• [Stated task]: Copy each line with the word "color" in it.
-- START --
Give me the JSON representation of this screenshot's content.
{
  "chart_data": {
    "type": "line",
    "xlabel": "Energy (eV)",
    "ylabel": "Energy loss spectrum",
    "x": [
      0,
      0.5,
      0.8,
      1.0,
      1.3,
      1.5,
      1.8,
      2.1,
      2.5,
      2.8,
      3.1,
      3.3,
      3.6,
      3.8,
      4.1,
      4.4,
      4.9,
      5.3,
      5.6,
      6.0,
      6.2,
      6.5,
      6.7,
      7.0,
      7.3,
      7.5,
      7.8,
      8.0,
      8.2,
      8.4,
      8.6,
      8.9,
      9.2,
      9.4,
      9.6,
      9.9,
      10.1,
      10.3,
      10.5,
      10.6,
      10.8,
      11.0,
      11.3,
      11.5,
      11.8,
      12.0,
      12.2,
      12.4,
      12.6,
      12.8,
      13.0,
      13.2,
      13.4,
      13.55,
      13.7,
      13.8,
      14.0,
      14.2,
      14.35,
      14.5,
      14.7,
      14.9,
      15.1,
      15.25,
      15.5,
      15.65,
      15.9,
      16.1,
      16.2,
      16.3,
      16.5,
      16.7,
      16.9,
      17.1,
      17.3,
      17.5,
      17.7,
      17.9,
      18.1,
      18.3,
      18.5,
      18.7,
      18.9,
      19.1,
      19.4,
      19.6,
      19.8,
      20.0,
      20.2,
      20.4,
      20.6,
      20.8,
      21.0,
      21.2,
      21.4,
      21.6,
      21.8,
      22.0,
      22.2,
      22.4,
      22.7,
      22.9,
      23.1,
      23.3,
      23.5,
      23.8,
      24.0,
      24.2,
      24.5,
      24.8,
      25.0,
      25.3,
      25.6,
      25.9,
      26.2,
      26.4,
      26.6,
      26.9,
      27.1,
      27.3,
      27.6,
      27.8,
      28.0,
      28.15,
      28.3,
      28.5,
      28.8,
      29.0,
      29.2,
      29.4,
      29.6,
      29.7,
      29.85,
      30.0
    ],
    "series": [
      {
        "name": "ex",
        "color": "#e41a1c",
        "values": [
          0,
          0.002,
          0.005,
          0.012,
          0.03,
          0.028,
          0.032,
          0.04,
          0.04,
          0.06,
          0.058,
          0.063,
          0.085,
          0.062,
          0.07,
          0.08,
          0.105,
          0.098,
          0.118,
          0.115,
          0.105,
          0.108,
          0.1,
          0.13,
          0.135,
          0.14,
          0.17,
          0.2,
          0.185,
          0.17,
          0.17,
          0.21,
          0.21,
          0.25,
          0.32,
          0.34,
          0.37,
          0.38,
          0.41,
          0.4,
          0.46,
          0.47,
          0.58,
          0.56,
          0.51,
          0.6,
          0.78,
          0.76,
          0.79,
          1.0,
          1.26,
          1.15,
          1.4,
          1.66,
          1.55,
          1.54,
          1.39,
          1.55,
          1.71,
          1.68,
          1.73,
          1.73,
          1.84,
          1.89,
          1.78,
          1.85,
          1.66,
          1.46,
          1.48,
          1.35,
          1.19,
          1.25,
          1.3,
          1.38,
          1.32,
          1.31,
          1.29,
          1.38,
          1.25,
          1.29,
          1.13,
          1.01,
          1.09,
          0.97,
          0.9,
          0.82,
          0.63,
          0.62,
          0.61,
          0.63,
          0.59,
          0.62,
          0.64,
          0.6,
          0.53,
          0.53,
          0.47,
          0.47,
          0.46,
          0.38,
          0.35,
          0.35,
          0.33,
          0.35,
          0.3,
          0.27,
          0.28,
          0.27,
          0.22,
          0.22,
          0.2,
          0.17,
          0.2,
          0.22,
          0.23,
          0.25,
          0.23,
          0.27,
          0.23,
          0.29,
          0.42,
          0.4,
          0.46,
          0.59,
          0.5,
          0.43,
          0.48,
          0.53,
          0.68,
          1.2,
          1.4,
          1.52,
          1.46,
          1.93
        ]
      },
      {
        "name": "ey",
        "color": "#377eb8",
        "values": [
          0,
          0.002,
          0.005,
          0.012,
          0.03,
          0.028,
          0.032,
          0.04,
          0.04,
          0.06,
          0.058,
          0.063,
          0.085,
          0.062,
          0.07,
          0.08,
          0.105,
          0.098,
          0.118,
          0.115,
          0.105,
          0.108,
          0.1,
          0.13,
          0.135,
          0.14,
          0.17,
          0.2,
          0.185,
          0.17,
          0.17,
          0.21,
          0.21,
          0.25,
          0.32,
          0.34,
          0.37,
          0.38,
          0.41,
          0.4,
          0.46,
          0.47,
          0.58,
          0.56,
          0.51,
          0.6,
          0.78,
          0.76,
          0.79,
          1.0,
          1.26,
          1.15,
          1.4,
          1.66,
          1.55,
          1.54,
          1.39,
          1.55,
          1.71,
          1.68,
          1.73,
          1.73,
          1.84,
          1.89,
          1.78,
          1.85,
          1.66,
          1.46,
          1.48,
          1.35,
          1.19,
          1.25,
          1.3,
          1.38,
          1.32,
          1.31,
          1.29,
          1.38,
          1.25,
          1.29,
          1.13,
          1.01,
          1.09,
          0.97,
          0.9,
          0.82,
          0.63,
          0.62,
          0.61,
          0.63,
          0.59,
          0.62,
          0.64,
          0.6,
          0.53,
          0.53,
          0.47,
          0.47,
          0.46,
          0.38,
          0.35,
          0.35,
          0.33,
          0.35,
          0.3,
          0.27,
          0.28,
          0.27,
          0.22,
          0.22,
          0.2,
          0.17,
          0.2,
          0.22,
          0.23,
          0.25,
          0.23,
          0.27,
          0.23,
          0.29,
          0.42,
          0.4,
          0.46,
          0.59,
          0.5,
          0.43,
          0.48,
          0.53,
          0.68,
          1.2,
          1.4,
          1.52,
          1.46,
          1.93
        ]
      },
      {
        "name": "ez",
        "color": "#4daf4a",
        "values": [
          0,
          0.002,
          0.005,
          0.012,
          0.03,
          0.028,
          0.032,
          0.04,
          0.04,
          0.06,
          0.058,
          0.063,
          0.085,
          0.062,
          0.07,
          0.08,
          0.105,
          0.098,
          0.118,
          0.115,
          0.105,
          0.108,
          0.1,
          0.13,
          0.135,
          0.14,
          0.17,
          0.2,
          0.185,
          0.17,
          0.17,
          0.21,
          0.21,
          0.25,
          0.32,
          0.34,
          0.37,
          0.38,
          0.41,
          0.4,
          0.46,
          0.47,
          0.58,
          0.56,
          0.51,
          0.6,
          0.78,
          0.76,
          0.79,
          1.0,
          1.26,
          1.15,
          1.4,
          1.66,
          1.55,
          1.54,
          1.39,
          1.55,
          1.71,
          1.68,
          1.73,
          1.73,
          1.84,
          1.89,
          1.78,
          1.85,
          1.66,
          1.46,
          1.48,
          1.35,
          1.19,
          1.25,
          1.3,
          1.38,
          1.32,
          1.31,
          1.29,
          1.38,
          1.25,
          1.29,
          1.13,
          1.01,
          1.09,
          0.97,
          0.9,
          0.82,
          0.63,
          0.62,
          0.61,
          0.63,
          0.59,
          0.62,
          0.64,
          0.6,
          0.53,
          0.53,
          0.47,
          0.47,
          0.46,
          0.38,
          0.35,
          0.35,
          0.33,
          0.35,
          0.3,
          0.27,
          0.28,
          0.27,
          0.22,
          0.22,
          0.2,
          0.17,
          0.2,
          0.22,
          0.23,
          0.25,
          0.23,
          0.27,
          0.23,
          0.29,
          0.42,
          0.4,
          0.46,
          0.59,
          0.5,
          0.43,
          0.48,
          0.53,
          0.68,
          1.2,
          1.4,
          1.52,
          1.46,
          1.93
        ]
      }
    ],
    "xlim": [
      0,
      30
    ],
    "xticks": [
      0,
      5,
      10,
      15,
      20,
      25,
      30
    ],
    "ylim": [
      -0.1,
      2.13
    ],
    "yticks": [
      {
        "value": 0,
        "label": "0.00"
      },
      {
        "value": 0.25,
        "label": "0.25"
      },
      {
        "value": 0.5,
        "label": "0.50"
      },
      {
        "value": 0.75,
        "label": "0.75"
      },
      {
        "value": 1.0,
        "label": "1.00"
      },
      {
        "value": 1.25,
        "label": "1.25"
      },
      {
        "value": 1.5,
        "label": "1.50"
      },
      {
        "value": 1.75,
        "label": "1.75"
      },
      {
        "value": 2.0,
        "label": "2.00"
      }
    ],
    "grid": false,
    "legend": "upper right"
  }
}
-- END --
• [The answer]:
        "color": "#e41a1c",
        "color": "#377eb8",
        "color": "#4daf4a",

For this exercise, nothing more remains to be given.